● TASK INPUT:
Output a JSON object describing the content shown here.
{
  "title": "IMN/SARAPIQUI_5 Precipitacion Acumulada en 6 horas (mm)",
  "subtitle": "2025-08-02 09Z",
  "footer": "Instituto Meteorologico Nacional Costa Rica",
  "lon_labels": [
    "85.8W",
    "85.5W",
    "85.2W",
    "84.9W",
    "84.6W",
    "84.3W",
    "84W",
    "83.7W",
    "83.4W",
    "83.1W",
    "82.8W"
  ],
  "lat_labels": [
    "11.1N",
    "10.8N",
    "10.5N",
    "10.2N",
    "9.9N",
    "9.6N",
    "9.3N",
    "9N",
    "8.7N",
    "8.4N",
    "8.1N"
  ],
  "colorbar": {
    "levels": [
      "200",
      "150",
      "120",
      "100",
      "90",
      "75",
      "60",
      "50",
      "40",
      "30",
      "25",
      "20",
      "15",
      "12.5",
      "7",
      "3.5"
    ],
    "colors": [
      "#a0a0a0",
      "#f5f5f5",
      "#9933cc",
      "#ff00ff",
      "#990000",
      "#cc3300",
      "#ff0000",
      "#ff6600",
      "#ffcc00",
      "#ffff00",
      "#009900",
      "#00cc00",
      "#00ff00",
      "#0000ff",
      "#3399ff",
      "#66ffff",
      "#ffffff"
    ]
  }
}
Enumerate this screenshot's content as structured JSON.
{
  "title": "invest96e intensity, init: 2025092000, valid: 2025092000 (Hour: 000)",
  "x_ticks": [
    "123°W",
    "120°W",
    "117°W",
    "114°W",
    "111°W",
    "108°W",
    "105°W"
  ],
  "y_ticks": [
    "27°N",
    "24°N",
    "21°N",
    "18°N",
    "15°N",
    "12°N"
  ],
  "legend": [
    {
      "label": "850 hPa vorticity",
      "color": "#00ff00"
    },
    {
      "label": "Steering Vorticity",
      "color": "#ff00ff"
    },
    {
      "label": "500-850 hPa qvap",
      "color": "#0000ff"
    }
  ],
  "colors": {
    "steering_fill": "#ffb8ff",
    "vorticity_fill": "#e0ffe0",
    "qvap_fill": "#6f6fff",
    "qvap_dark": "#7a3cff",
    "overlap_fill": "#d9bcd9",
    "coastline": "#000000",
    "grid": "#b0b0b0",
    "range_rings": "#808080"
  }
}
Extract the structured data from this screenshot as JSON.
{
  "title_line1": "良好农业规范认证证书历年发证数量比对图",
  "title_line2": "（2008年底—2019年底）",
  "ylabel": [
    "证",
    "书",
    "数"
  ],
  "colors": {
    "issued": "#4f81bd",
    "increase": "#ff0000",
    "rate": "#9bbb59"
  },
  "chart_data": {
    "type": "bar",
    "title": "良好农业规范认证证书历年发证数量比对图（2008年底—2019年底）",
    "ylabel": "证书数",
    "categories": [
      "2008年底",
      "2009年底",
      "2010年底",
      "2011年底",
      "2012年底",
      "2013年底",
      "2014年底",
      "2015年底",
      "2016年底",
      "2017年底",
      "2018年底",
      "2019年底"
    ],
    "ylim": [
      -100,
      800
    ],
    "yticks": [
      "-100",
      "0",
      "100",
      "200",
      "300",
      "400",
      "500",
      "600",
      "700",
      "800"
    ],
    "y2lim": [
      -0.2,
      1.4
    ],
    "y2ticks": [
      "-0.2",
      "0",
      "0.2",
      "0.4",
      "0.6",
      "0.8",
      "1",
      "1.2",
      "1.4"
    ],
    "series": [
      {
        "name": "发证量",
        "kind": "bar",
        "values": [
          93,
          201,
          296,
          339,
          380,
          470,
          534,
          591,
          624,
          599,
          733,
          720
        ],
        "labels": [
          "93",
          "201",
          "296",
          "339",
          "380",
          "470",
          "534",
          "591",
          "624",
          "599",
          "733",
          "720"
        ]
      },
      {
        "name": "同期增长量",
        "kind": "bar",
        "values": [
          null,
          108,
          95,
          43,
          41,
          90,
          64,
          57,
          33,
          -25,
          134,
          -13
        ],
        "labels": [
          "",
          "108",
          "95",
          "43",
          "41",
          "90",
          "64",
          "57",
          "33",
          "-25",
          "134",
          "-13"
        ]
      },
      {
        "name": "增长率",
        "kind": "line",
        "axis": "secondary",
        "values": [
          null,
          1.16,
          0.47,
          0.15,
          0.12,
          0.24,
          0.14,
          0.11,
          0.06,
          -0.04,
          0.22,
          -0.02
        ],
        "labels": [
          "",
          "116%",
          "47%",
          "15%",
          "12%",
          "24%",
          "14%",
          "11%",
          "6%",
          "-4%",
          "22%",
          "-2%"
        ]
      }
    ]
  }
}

● SHORT EXERCISE: Print all of the entries again, exactly as written.

● PROBLEM SOLUTION:
Output a JSON object describing the content shown here.
{
  "title": "IMN/SARAPIQUI_5 Precipitacion Acumulada en 6 horas (mm)",
  "subtitle": "2025-08-02 09Z",
  "footer": "Instituto Meteorologico Nacional Costa Rica",
  "lon_labels": [
    "85.8W",
    "85.5W",
    "85.2W",
    "84.9W",
    "84.6W",
    "84.3W",
    "84W",
    "83.7W",
    "83.4W",
    "83.1W",
    "82.8W"
  ],
  "lat_labels": [
    "11.1N",
    "10.8N",
    "10.5N",
    "10.2N",
    "9.9N",
    "9.6N",
    "9.3N",
    "9N",
    "8.7N",
    "8.4N",
    "8.1N"
  ],
  "colorbar": {
    "levels": [
      "200",
      "150",
      "120",
      "100",
      "90",
      "75",
      "60",
      "50",
      "40",
      "30",
      "25",
      "20",
      "15",
      "12.5",
      "7",
      "3.5"
    ],
    "colors": [
      "#a0a0a0",
      "#f5f5f5",
      "#9933cc",
      "#ff00ff",
      "#990000",
      "#cc3300",
      "#ff0000",
      "#ff6600",
      "#ffcc00",
      "#ffff00",
      "#009900",
      "#00cc00",
      "#00ff00",
      "#0000ff",
      "#3399ff",
      "#66ffff",
      "#ffffff"
    ]
  }
}
Enumerate this screenshot's content as structured JSON.
{
  "title": "invest96e intensity, init: 2025092000, valid: 2025092000 (Hour: 000)",
  "x_ticks": [
    "123°W",
    "120°W",
    "117°W",
    "114°W",
    "111°W",
    "108°W",
    "105°W"
  ],
  "y_ticks": [
    "27°N",
    "24°N",
    "21°N",
    "18°N",
    "15°N",
    "12°N"
  ],
  "legend": [
    {
      "label": "850 hPa vorticity",
      "color": "#00ff00"
    },
    {
      "label": "Steering Vorticity",
      "color": "#ff00ff"
    },
    {
      "label": "500-850 hPa qvap",
      "color": "#0000ff"
    }
  ],
  "colors": {
    "steering_fill": "#ffb8ff",
    "vorticity_fill": "#e0ffe0",
    "qvap_fill": "#6f6fff",
    "qvap_dark": "#7a3cff",
    "overlap_fill": "#d9bcd9",
    "coastline": "#000000",
    "grid": "#b0b0b0",
    "range_rings": "#808080"
  }
}
Extract the structured data from this screenshot as JSON.
{
  "title_line1": "良好农业规范认证证书历年发证数量比对图",
  "title_line2": "（2008年底—2019年底）",
  "ylabel": [
    "证",
    "书",
    "数"
  ],
  "colors": {
    "issued": "#4f81bd",
    "increase": "#ff0000",
    "rate": "#9bbb59"
  },
  "chart_data": {
    "type": "bar",
    "title": "良好农业规范认证证书历年发证数量比对图（2008年底—2019年底）",
    "ylabel": "证书数",
    "categories": [
      "2008年底",
      "2009年底",
      "2010年底",
      "2011年底",
      "2012年底",
      "2013年底",
      "2014年底",
      "2015年底",
      "2016年底",
      "2017年底",
      "2018年底",
      "2019年底"
    ],
    "ylim": [
      -100,
      800
    ],
    "yticks": [
      "-100",
      "0",
      "100",
      "200",
      "300",
      "400",
      "500",
      "600",
      "700",
      "800"
    ],
    "y2lim": [
      -0.2,
      1.4
    ],
    "y2ticks": [
      "-0.2",
      "0",
      "0.2",
      "0.4",
      "0.6",
      "0.8",
      "1",
      "1.2",
      "1.4"
    ],
    "series": [
      {
        "name": "发证量",
        "kind": "bar",
        "values": [
          93,
          201,
          296,
          339,
          380,
          470,
          534,
          591,
          624,
          599,
          733,
          720
        ],
        "labels": [
          "93",
          "201",
          "296",
          "339",
          "380",
          "470",
          "534",
          "591",
          "624",
          "599",
          "733",
          "720"
        ]
      },
      {
        "name": "同期增长量",
        "kind": "bar",
        "values": [
          null,
          108,
          95,
          43,
          41,
          90,
          64,
          57,
          33,
          -25,
          134,
          -13
        ],
        "labels": [
          "",
          "108",
          "95",
          "43",
          "41",
          "90",
          "64",
          "57",
          "33",
          "-25",
          "134",
          "-13"
        ]
      },
      {
        "name": "增长率",
        "kind": "line",
        "axis": "secondary",
        "values": [
          null,
          1.16,
          0.47,
          0.15,
          0.12,
          0.24,
          0.14,
          0.11,
          0.06,
          -0.04,
          0.22,
          -0.02
        ],
        "labels": [
          "",
          "116%",
          "47%",
          "15%",
          "12%",
          "24%",
          "14%",
          "11%",
          "6%",
          "-4%",
          "22%",
          "-2%"
        ]
      }
    ]
  }
}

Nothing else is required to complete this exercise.